== DATA EXTRACT ==

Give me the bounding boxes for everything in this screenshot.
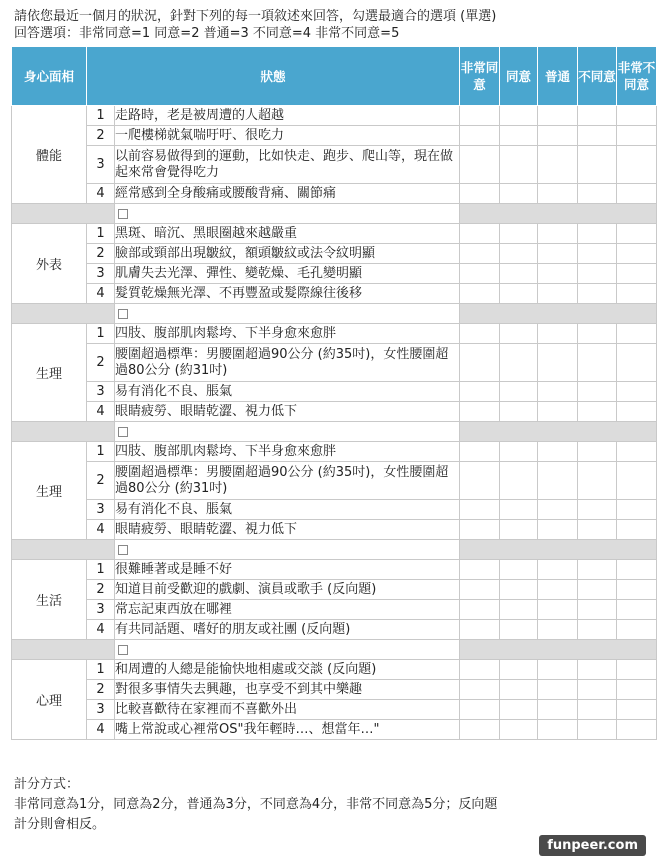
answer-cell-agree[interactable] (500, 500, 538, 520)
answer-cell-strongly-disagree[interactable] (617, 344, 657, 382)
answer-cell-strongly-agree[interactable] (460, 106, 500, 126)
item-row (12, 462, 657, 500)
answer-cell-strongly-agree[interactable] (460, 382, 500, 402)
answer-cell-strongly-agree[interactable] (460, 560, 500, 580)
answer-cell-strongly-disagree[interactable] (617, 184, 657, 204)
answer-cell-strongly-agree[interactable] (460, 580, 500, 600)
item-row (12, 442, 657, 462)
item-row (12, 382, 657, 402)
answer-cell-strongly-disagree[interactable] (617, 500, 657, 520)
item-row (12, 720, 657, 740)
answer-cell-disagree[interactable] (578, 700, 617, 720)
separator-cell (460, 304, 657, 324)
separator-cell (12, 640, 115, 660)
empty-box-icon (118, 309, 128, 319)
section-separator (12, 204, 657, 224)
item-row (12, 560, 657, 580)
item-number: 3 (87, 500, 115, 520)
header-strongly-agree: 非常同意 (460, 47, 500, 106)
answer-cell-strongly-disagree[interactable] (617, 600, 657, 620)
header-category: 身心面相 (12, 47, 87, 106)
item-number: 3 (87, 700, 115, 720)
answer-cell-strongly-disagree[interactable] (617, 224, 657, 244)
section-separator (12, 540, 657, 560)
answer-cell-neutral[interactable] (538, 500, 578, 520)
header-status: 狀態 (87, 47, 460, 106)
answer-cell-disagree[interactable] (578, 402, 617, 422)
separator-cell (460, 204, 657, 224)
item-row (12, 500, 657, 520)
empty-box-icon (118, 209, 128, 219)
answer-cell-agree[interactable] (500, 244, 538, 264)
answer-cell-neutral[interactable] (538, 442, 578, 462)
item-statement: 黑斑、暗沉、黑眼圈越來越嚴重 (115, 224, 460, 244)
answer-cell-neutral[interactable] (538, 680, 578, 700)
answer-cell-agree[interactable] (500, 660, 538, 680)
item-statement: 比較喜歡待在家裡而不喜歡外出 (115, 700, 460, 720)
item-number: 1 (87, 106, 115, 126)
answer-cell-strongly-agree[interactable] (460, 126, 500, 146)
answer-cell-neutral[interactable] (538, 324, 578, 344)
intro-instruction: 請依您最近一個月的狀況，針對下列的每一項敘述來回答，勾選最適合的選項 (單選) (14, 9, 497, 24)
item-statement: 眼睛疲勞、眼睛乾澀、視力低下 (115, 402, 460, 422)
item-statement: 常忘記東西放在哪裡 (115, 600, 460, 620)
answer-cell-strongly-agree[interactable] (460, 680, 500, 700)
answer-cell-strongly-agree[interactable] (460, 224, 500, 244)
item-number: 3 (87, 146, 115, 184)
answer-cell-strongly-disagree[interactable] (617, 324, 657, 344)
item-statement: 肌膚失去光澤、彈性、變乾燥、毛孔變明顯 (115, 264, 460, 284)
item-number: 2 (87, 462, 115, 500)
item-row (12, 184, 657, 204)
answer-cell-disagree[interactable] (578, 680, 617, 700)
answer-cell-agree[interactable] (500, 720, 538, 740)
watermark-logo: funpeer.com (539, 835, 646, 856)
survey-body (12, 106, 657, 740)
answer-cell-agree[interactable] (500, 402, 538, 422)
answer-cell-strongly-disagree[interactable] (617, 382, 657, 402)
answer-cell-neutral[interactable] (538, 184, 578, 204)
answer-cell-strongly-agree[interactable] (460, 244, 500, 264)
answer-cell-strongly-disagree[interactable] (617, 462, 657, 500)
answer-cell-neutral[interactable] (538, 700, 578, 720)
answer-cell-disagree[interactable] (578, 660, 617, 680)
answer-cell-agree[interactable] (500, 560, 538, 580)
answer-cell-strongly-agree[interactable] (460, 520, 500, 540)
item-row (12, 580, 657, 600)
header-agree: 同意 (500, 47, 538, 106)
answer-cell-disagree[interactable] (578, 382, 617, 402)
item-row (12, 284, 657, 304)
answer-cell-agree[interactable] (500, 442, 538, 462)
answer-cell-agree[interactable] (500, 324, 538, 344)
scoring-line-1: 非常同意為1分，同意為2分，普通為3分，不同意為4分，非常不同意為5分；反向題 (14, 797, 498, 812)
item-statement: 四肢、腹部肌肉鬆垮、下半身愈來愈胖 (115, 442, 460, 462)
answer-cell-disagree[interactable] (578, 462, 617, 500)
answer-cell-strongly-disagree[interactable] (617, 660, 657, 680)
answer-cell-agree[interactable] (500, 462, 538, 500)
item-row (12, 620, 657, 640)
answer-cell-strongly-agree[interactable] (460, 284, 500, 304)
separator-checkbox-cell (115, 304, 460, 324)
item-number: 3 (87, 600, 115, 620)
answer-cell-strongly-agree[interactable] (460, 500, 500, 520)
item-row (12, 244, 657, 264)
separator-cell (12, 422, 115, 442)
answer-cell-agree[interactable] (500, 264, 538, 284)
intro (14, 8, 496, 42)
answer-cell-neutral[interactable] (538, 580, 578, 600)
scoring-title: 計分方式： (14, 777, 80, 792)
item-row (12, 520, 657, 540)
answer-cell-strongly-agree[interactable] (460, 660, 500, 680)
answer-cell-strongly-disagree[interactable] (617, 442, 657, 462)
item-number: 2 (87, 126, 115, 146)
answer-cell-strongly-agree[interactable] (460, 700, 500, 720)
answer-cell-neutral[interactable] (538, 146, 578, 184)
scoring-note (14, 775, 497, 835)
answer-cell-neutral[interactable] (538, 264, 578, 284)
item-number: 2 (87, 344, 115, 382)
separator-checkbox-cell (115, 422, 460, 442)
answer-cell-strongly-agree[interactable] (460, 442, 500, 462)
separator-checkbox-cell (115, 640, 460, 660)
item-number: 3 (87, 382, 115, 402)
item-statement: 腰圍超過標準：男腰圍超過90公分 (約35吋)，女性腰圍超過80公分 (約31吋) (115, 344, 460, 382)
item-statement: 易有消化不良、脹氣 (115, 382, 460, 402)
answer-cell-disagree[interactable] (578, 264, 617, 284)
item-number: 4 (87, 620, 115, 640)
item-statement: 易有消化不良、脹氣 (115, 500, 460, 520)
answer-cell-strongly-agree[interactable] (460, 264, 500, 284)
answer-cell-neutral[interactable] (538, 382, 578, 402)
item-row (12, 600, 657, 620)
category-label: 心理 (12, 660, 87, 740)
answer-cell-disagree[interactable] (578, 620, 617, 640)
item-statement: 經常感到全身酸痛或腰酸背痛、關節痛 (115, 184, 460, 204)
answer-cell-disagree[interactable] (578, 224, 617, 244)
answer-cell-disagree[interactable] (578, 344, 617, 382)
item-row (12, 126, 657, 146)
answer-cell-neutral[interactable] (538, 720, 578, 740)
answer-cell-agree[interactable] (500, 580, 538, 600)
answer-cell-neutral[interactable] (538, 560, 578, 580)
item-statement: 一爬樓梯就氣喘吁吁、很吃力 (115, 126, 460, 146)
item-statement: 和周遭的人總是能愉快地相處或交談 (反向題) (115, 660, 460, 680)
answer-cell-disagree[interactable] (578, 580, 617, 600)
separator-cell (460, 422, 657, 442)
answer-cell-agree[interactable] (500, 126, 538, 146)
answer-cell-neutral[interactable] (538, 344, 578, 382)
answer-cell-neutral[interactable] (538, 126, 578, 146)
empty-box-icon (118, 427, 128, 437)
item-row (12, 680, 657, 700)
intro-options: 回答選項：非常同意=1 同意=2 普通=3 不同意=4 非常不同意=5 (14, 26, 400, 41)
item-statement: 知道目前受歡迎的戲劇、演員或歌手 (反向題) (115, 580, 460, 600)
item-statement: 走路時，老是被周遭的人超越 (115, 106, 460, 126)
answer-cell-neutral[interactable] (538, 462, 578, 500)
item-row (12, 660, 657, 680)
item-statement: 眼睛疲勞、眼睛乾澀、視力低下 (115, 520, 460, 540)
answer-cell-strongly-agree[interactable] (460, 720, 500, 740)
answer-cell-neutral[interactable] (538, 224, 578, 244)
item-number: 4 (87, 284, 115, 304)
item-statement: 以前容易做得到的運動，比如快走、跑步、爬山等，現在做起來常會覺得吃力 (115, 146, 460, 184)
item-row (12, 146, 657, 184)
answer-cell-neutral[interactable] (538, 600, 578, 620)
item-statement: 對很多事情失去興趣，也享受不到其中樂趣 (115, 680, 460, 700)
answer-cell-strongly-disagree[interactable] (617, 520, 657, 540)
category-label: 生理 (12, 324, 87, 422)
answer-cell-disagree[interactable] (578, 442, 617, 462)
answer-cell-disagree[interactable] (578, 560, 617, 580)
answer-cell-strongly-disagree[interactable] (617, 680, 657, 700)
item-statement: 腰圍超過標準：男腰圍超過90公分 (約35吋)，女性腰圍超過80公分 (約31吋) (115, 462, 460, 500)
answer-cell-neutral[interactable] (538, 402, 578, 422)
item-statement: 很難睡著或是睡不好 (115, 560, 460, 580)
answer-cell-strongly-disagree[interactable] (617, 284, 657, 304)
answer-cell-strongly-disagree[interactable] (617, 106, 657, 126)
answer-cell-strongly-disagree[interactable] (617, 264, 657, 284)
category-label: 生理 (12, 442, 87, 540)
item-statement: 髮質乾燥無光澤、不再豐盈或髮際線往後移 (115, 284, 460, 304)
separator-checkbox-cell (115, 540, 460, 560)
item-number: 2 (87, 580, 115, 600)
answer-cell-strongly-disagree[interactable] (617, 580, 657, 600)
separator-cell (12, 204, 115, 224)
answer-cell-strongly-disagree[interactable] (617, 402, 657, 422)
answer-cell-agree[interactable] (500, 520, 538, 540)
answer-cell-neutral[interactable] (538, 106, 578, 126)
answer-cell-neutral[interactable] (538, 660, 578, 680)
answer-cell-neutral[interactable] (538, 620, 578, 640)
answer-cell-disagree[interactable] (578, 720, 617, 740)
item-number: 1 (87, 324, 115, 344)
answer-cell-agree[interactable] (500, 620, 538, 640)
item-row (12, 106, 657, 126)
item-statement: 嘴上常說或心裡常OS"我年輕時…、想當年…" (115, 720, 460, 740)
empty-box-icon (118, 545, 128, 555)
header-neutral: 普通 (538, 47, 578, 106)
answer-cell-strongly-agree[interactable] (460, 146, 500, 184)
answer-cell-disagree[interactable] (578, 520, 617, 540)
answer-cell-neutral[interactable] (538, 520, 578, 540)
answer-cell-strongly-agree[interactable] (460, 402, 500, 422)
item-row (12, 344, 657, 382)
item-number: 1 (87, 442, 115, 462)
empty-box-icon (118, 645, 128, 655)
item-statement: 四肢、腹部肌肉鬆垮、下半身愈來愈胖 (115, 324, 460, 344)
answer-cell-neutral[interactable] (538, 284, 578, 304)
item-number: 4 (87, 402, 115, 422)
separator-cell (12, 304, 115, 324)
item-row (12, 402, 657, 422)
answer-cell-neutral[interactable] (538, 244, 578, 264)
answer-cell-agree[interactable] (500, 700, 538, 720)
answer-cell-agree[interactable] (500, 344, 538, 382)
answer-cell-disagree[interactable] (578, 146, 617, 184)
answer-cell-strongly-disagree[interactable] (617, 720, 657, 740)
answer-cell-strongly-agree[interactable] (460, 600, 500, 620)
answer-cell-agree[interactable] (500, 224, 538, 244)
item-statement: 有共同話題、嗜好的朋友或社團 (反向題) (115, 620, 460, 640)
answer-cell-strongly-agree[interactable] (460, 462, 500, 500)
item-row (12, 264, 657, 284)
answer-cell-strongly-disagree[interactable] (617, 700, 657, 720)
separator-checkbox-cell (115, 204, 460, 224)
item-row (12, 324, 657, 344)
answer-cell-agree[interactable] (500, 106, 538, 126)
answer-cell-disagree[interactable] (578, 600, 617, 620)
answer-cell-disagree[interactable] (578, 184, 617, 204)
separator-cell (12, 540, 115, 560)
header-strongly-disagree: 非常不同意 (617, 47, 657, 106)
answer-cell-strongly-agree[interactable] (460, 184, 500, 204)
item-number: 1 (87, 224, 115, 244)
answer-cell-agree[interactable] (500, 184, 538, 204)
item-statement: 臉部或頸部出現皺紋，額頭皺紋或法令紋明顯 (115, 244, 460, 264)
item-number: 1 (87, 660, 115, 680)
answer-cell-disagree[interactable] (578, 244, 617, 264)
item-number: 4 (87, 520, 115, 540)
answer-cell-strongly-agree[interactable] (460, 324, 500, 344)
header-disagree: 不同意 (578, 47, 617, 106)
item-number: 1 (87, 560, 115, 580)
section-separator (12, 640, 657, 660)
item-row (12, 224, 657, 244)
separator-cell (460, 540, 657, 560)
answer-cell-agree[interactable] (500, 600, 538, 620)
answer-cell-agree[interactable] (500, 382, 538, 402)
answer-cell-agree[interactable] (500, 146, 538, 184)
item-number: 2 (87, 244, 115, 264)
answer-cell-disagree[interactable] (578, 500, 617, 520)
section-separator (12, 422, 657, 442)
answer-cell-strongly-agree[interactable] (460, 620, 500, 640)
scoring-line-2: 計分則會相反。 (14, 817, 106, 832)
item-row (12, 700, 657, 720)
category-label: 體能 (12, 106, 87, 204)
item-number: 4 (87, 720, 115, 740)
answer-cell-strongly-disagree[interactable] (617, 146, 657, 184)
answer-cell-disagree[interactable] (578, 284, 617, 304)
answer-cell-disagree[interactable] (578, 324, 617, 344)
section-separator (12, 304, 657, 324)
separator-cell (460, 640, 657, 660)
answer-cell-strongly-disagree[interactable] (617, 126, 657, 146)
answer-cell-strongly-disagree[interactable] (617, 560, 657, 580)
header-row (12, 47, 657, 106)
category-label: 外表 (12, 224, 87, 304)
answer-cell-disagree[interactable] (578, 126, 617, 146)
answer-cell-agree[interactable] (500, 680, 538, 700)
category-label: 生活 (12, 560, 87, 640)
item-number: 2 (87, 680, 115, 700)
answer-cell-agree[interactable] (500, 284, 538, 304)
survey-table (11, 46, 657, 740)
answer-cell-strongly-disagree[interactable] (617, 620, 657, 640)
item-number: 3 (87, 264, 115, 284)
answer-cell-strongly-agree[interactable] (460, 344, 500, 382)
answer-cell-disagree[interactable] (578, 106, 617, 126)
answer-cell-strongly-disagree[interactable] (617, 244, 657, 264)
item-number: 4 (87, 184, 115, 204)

===

Lay out the data lines as a Markdown table with the columns Row and Data line, starting at the line that contains "answer-cell-agree[interactable] (500, 500, 538, 520)" and ending at the line that contains "item-number: 1 (87, 106, 115, 126)", and omit any blank lines.

■ **ANSWER IN FULL**
| Row | Data line |
|---|---|
| 1 | answer-cell-agree[interactable] (500, 500, 538, 520) |
| 2 | answer-cell-strongly-disagree[interactable] (617, 344, 657, 382) |
| 3 | answer-cell-strongly-agree[interactable] (460, 106, 500, 126) |
| 4 | item-row (12, 462, 657, 500) |
| 5 | answer-cell-strongly-agree[interactable] (460, 382, 500, 402) |
| 6 | answer-cell-strongly-agree[interactable] (460, 560, 500, 580) |
| 7 | answer-cell-strongly-disagree[interactable] (617, 184, 657, 204) |
| 8 | answer-cell-strongly-agree[interactable] (460, 580, 500, 600) |
| 9 | item-row (12, 442, 657, 462) |
| 10 | item-row (12, 382, 657, 402) |
| 11 | answer-cell-strongly-disagree[interactable] (617, 500, 657, 520) |
| 12 | item-row (12, 720, 657, 740) |
| 13 | answer-cell-disagree[interactable] (578, 700, 617, 720) |
| 14 | separator-cell (460, 304, 657, 324) |
| 15 | separator-cell (12, 640, 115, 660) |
| 16 | empty-box-icon (118, 309, 128, 319) |
| 17 | section-separator (12, 204, 657, 224) |
| 18 | item-row (12, 560, 657, 580) |
| 19 | item-number: 3 (87, 500, 115, 520) |
| 20 | header-strongly-agree: 非常同意 (460, 47, 500, 106) |
| 21 | answer-cell-strongly-disagree[interactable] (617, 600, 657, 620) |
| 22 | header-category: 身心面相 (12, 47, 87, 106) |
| 23 | item-number: 3 (87, 700, 115, 720) |
| 24 | answer-cell-strongly-disagree[interactable] (617, 224, 657, 244) |
| 25 | section-separator (12, 540, 657, 560) |
| 26 | answer-cell-neutral[interactable] (538, 500, 578, 520) |
| 27 | header-status: 狀態 (87, 47, 460, 106) |
| 28 | answer-cell-disagree[interactable] (578, 402, 617, 422) |
| 29 | separator-cell (460, 204, 657, 224) |
| 30 | item-row (12, 500, 657, 520) |
| 31 | empty-box-icon (118, 209, 128, 219) |
| 32 | answer-cell-agree[interactable] (500, 244, 538, 264) |
| 33 | answer-cell-neutral[interactable] (538, 442, 578, 462) |
| 34 | item-statement: 黑斑、暗沉、黑眼圈越來越嚴重 (115, 224, 460, 244) |
| 35 | answer-cell-neutral[interactable] (538, 680, 578, 700) |
| 36 | answer-cell-agree[interactable] (500, 660, 538, 680) |
| 37 | item-statement: 比較喜歡待在家裡而不喜歡外出 (115, 700, 460, 720) |
| 38 | item-number: 1 (87, 106, 115, 126) |